AIM —
Reproduce the lines from the first one up to and including the line with "x-tick-year: 2024 [740,467,773,482]", unchanged.

/---

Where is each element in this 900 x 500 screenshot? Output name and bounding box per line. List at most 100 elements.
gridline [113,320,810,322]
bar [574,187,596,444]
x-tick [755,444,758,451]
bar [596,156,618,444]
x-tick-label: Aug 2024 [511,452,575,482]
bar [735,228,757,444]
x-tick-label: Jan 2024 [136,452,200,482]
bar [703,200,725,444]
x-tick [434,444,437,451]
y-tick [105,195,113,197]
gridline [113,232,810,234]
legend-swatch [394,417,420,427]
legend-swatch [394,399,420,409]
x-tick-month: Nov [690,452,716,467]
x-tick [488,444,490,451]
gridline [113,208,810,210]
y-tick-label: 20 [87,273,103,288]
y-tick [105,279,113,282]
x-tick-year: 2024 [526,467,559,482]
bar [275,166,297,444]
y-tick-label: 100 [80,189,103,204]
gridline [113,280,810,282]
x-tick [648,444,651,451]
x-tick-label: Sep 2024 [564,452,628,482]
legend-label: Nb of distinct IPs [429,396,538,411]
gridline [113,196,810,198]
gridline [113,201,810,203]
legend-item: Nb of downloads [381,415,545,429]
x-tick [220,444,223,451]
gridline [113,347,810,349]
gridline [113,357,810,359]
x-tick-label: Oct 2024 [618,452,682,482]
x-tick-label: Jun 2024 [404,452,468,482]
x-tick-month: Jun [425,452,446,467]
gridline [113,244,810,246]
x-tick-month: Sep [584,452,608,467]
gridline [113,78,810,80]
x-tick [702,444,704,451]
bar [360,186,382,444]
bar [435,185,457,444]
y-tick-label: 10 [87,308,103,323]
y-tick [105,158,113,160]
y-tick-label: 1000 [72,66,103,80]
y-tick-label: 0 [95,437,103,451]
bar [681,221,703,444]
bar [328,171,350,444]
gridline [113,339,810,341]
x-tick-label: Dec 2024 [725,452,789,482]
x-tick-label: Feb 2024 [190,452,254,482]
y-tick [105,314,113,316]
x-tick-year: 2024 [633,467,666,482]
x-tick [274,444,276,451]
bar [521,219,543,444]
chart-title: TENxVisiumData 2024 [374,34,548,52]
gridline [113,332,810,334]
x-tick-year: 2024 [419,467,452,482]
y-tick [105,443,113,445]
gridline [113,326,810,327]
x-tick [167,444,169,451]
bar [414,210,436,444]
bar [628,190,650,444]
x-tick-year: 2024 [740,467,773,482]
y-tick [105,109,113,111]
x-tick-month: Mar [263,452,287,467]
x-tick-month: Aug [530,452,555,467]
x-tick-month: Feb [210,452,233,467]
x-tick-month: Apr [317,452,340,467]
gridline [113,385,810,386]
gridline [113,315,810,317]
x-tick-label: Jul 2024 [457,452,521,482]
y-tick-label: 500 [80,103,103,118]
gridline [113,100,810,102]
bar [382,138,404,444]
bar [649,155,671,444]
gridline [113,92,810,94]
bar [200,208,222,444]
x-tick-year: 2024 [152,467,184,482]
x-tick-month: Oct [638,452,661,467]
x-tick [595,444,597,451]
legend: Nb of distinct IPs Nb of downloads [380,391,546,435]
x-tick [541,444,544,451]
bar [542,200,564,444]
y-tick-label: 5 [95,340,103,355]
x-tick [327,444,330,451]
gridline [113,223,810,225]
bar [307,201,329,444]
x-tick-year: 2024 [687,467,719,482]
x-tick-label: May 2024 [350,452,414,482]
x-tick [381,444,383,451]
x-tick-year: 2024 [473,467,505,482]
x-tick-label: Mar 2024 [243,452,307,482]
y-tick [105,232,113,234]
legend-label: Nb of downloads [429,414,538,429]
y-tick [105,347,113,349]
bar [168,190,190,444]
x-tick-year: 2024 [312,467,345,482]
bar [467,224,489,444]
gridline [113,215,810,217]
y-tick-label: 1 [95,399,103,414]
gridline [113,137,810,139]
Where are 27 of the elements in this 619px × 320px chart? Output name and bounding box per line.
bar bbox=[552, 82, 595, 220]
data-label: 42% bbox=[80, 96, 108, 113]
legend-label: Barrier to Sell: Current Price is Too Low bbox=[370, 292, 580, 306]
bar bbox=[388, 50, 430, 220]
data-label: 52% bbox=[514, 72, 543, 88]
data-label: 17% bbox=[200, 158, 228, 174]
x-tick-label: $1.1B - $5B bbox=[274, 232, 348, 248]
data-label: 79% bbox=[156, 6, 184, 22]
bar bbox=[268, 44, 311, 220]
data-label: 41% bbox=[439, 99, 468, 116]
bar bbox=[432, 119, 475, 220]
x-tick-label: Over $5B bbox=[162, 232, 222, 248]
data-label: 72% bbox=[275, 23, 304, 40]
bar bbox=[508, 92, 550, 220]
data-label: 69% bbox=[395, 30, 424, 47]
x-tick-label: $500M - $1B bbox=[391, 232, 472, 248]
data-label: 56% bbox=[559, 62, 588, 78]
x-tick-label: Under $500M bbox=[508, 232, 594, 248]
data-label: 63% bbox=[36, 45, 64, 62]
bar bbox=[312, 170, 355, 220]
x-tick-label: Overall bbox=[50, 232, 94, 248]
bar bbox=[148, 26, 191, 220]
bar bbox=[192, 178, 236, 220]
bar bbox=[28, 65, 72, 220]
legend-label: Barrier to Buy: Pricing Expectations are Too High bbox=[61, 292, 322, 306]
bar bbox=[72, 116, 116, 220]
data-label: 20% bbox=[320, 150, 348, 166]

\---

WRITTEN SOLUTION —
Where is each element in this 900 x 500 screenshot? Output name and bounding box per line. List at most 100 elements.
gridline [113,320,810,322]
bar [574,187,596,444]
x-tick [755,444,758,451]
bar [596,156,618,444]
x-tick-label: Aug 2024 [511,452,575,482]
bar [735,228,757,444]
x-tick-label: Jan 2024 [136,452,200,482]
bar [703,200,725,444]
x-tick [434,444,437,451]
y-tick [105,195,113,197]
gridline [113,232,810,234]
legend-swatch [394,417,420,427]
legend-swatch [394,399,420,409]
x-tick-month: Nov [690,452,716,467]
x-tick [488,444,490,451]
gridline [113,208,810,210]
y-tick-label: 20 [87,273,103,288]
y-tick [105,279,113,282]
x-tick-year: 2024 [526,467,559,482]
bar [275,166,297,444]
y-tick-label: 100 [80,189,103,204]
gridline [113,280,810,282]
x-tick [648,444,651,451]
x-tick-label: Sep 2024 [564,452,628,482]
legend-label: Nb of distinct IPs [429,396,538,411]
gridline [113,196,810,198]
gridline [113,201,810,203]
legend-item: Nb of downloads [381,415,545,429]
x-tick [220,444,223,451]
gridline [113,347,810,349]
gridline [113,357,810,359]
x-tick-label: Oct 2024 [618,452,682,482]
x-tick-label: Jun 2024 [404,452,468,482]
x-tick-month: Jun [425,452,446,467]
gridline [113,244,810,246]
x-tick-month: Sep [584,452,608,467]
gridline [113,78,810,80]
x-tick [702,444,704,451]
bar [360,186,382,444]
bar [435,185,457,444]
y-tick-label: 10 [87,308,103,323]
y-tick [105,158,113,160]
y-tick-label: 1000 [72,66,103,80]
y-tick-label: 0 [95,437,103,451]
bar [681,221,703,444]
bar [328,171,350,444]
gridline [113,339,810,341]
x-tick-label: Dec 2024 [725,452,789,482]
x-tick-label: Feb 2024 [190,452,254,482]
y-tick [105,314,113,316]
x-tick-year: 2024 [633,467,666,482]
x-tick [274,444,276,451]
bar [521,219,543,444]
chart-title: TENxVisiumData 2024 [374,34,548,52]
gridline [113,332,810,334]
x-tick-year: 2024 [419,467,452,482]
y-tick [105,443,113,445]
gridline [113,326,810,327]
x-tick [167,444,169,451]
bar [414,210,436,444]
bar [628,190,650,444]
x-tick-year: 2024 [740,467,773,482]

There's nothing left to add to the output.